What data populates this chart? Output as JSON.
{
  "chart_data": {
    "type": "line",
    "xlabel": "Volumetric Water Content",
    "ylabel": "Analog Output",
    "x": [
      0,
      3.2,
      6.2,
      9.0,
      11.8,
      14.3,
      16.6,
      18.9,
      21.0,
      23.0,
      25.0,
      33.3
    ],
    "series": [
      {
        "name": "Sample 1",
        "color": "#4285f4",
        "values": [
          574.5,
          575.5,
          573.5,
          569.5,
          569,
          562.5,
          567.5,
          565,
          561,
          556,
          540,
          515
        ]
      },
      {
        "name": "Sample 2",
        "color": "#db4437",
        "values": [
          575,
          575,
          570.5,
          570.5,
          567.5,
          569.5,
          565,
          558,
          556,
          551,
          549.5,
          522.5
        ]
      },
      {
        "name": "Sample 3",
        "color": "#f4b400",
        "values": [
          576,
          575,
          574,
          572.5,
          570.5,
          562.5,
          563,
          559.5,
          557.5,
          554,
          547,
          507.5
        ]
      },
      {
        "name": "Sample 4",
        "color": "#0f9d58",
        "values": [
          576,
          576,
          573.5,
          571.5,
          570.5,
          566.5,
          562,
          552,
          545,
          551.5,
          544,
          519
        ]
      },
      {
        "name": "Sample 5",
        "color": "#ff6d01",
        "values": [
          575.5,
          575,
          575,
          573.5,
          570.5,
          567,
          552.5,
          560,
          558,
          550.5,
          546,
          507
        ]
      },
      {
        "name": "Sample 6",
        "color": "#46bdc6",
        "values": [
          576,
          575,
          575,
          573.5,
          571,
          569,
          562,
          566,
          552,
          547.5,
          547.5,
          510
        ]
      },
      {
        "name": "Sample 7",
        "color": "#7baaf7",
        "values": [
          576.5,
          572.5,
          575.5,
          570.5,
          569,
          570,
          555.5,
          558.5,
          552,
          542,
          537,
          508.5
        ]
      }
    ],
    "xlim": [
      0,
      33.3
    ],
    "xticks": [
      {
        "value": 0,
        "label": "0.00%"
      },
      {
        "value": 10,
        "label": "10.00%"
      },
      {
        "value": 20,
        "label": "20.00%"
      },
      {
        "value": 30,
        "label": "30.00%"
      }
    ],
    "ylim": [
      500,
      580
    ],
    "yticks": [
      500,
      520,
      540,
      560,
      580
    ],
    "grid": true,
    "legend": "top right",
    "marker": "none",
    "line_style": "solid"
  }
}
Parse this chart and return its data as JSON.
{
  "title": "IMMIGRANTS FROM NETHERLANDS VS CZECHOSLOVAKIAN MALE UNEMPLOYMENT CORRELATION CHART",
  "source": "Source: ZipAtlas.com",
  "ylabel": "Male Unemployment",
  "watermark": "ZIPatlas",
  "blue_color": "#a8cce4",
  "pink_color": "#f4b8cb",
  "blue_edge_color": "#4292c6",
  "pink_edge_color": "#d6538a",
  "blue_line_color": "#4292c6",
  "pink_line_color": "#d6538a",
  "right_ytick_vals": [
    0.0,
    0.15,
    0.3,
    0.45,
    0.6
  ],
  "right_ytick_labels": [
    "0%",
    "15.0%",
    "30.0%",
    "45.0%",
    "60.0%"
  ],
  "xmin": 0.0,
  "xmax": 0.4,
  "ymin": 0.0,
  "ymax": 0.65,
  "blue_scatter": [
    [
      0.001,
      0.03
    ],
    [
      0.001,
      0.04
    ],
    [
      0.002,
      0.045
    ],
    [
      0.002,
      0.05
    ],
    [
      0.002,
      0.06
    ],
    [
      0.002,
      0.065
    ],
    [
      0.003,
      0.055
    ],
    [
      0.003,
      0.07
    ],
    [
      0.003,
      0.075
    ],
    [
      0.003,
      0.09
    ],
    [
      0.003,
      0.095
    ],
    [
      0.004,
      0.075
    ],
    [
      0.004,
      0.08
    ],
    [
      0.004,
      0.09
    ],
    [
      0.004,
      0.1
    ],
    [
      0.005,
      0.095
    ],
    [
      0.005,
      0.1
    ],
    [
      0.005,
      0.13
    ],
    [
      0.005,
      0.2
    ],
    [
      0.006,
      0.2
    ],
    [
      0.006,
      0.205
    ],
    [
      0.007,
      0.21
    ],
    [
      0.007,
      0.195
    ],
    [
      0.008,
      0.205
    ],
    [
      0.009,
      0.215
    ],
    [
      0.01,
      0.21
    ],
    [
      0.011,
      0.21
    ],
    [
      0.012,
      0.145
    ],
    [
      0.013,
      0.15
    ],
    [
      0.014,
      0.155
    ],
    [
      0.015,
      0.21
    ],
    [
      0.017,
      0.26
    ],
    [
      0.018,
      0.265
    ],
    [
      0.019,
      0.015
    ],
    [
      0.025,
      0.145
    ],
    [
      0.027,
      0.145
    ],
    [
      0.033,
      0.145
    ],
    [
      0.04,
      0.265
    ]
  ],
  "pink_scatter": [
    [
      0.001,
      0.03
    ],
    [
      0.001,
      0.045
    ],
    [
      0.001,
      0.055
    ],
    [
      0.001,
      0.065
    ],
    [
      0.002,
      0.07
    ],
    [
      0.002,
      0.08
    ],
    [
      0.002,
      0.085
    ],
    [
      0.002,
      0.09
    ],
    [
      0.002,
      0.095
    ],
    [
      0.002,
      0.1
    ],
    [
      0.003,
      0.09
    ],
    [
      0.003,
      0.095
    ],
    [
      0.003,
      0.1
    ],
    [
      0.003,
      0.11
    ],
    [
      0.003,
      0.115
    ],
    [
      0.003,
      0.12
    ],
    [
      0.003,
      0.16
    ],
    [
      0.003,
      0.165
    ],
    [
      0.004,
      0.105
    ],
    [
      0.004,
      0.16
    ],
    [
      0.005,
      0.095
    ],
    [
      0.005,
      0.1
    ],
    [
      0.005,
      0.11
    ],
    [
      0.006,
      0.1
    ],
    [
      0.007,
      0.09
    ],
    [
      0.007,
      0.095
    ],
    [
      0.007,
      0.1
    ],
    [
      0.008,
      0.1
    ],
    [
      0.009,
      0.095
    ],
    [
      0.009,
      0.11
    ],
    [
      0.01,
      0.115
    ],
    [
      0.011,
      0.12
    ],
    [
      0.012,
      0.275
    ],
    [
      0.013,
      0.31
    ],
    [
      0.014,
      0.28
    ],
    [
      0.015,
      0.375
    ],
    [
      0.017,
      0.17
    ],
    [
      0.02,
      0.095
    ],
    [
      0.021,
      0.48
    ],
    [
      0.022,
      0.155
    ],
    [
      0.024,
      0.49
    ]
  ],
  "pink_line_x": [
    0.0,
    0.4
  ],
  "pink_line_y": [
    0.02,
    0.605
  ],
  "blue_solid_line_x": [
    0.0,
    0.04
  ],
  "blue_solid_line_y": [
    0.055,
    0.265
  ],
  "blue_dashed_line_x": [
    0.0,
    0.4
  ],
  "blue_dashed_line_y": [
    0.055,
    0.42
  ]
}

○ ○ ○ ○ ○

▶ [Brief]
Return the material in full, exactly as shown.

▶ [Completed task]
What data populates this chart? Output as JSON.
{
  "chart_data": {
    "type": "line",
    "xlabel": "Volumetric Water Content",
    "ylabel": "Analog Output",
    "x": [
      0,
      3.2,
      6.2,
      9.0,
      11.8,
      14.3,
      16.6,
      18.9,
      21.0,
      23.0,
      25.0,
      33.3
    ],
    "series": [
      {
        "name": "Sample 1",
        "color": "#4285f4",
        "values": [
          574.5,
          575.5,
          573.5,
          569.5,
          569,
          562.5,
          567.5,
          565,
          561,
          556,
          540,
          515
        ]
      },
      {
        "name": "Sample 2",
        "color": "#db4437",
        "values": [
          575,
          575,
          570.5,
          570.5,
          567.5,
          569.5,
          565,
          558,
          556,
          551,
          549.5,
          522.5
        ]
      },
      {
        "name": "Sample 3",
        "color": "#f4b400",
        "values": [
          576,
          575,
          574,
          572.5,
          570.5,
          562.5,
          563,
          559.5,
          557.5,
          554,
          547,
          507.5
        ]
      },
      {
        "name": "Sample 4",
        "color": "#0f9d58",
        "values": [
          576,
          576,
          573.5,
          571.5,
          570.5,
          566.5,
          562,
          552,
          545,
          551.5,
          544,
          519
        ]
      },
      {
        "name": "Sample 5",
        "color": "#ff6d01",
        "values": [
          575.5,
          575,
          575,
          573.5,
          570.5,
          567,
          552.5,
          560,
          558,
          550.5,
          546,
          507
        ]
      },
      {
        "name": "Sample 6",
        "color": "#46bdc6",
        "values": [
          576,
          575,
          575,
          573.5,
          571,
          569,
          562,
          566,
          552,
          547.5,
          547.5,
          510
        ]
      },
      {
        "name": "Sample 7",
        "color": "#7baaf7",
        "values": [
          576.5,
          572.5,
          575.5,
          570.5,
          569,
          570,
          555.5,
          558.5,
          552,
          542,
          537,
          508.5
        ]
      }
    ],
    "xlim": [
      0,
      33.3
    ],
    "xticks": [
      {
        "value": 0,
        "label": "0.00%"
      },
      {
        "value": 10,
        "label": "10.00%"
      },
      {
        "value": 20,
        "label": "20.00%"
      },
      {
        "value": 30,
        "label": "30.00%"
      }
    ],
    "ylim": [
      500,
      580
    ],
    "yticks": [
      500,
      520,
      540,
      560,
      580
    ],
    "grid": true,
    "legend": "top right",
    "marker": "none",
    "line_style": "solid"
  }
}
Parse this chart and return its data as JSON.
{
  "title": "IMMIGRANTS FROM NETHERLANDS VS CZECHOSLOVAKIAN MALE UNEMPLOYMENT CORRELATION CHART",
  "source": "Source: ZipAtlas.com",
  "ylabel": "Male Unemployment",
  "watermark": "ZIPatlas",
  "blue_color": "#a8cce4",
  "pink_color": "#f4b8cb",
  "blue_edge_color": "#4292c6",
  "pink_edge_color": "#d6538a",
  "blue_line_color": "#4292c6",
  "pink_line_color": "#d6538a",
  "right_ytick_vals": [
    0.0,
    0.15,
    0.3,
    0.45,
    0.6
  ],
  "right_ytick_labels": [
    "0%",
    "15.0%",
    "30.0%",
    "45.0%",
    "60.0%"
  ],
  "xmin": 0.0,
  "xmax": 0.4,
  "ymin": 0.0,
  "ymax": 0.65,
  "blue_scatter": [
    [
      0.001,
      0.03
    ],
    [
      0.001,
      0.04
    ],
    [
      0.002,
      0.045
    ],
    [
      0.002,
      0.05
    ],
    [
      0.002,
      0.06
    ],
    [
      0.002,
      0.065
    ],
    [
      0.003,
      0.055
    ],
    [
      0.003,
      0.07
    ],
    [
      0.003,
      0.075
    ],
    [
      0.003,
      0.09
    ],
    [
      0.003,
      0.095
    ],
    [
      0.004,
      0.075
    ],
    [
      0.004,
      0.08
    ],
    [
      0.004,
      0.09
    ],
    [
      0.004,
      0.1
    ],
    [
      0.005,
      0.095
    ],
    [
      0.005,
      0.1
    ],
    [
      0.005,
      0.13
    ],
    [
      0.005,
      0.2
    ],
    [
      0.006,
      0.2
    ],
    [
      0.006,
      0.205
    ],
    [
      0.007,
      0.21
    ],
    [
      0.007,
      0.195
    ],
    [
      0.008,
      0.205
    ],
    [
      0.009,
      0.215
    ],
    [
      0.01,
      0.21
    ],
    [
      0.011,
      0.21
    ],
    [
      0.012,
      0.145
    ],
    [
      0.013,
      0.15
    ],
    [
      0.014,
      0.155
    ],
    [
      0.015,
      0.21
    ],
    [
      0.017,
      0.26
    ],
    [
      0.018,
      0.265
    ],
    [
      0.019,
      0.015
    ],
    [
      0.025,
      0.145
    ],
    [
      0.027,
      0.145
    ],
    [
      0.033,
      0.145
    ],
    [
      0.04,
      0.265
    ]
  ],
  "pink_scatter": [
    [
      0.001,
      0.03
    ],
    [
      0.001,
      0.045
    ],
    [
      0.001,
      0.055
    ],
    [
      0.001,
      0.065
    ],
    [
      0.002,
      0.07
    ],
    [
      0.002,
      0.08
    ],
    [
      0.002,
      0.085
    ],
    [
      0.002,
      0.09
    ],
    [
      0.002,
      0.095
    ],
    [
      0.002,
      0.1
    ],
    [
      0.003,
      0.09
    ],
    [
      0.003,
      0.095
    ],
    [
      0.003,
      0.1
    ],
    [
      0.003,
      0.11
    ],
    [
      0.003,
      0.115
    ],
    [
      0.003,
      0.12
    ],
    [
      0.003,
      0.16
    ],
    [
      0.003,
      0.165
    ],
    [
      0.004,
      0.105
    ],
    [
      0.004,
      0.16
    ],
    [
      0.005,
      0.095
    ],
    [
      0.005,
      0.1
    ],
    [
      0.005,
      0.11
    ],
    [
      0.006,
      0.1
    ],
    [
      0.007,
      0.09
    ],
    [
      0.007,
      0.095
    ],
    [
      0.007,
      0.1
    ],
    [
      0.008,
      0.1
    ],
    [
      0.009,
      0.095
    ],
    [
      0.009,
      0.11
    ],
    [
      0.01,
      0.115
    ],
    [
      0.011,
      0.12
    ],
    [
      0.012,
      0.275
    ],
    [
      0.013,
      0.31
    ],
    [
      0.014,
      0.28
    ],
    [
      0.015,
      0.375
    ],
    [
      0.017,
      0.17
    ],
    [
      0.02,
      0.095
    ],
    [
      0.021,
      0.48
    ],
    [
      0.022,
      0.155
    ],
    [
      0.024,
      0.49
    ]
  ],
  "pink_line_x": [
    0.0,
    0.4
  ],
  "pink_line_y": [
    0.02,
    0.605
  ],
  "blue_solid_line_x": [
    0.0,
    0.04
  ],
  "blue_solid_line_y": [
    0.055,
    0.265
  ],
  "blue_dashed_line_x": [
    0.0,
    0.4
  ],
  "blue_dashed_line_y": [
    0.055,
    0.42
  ]
}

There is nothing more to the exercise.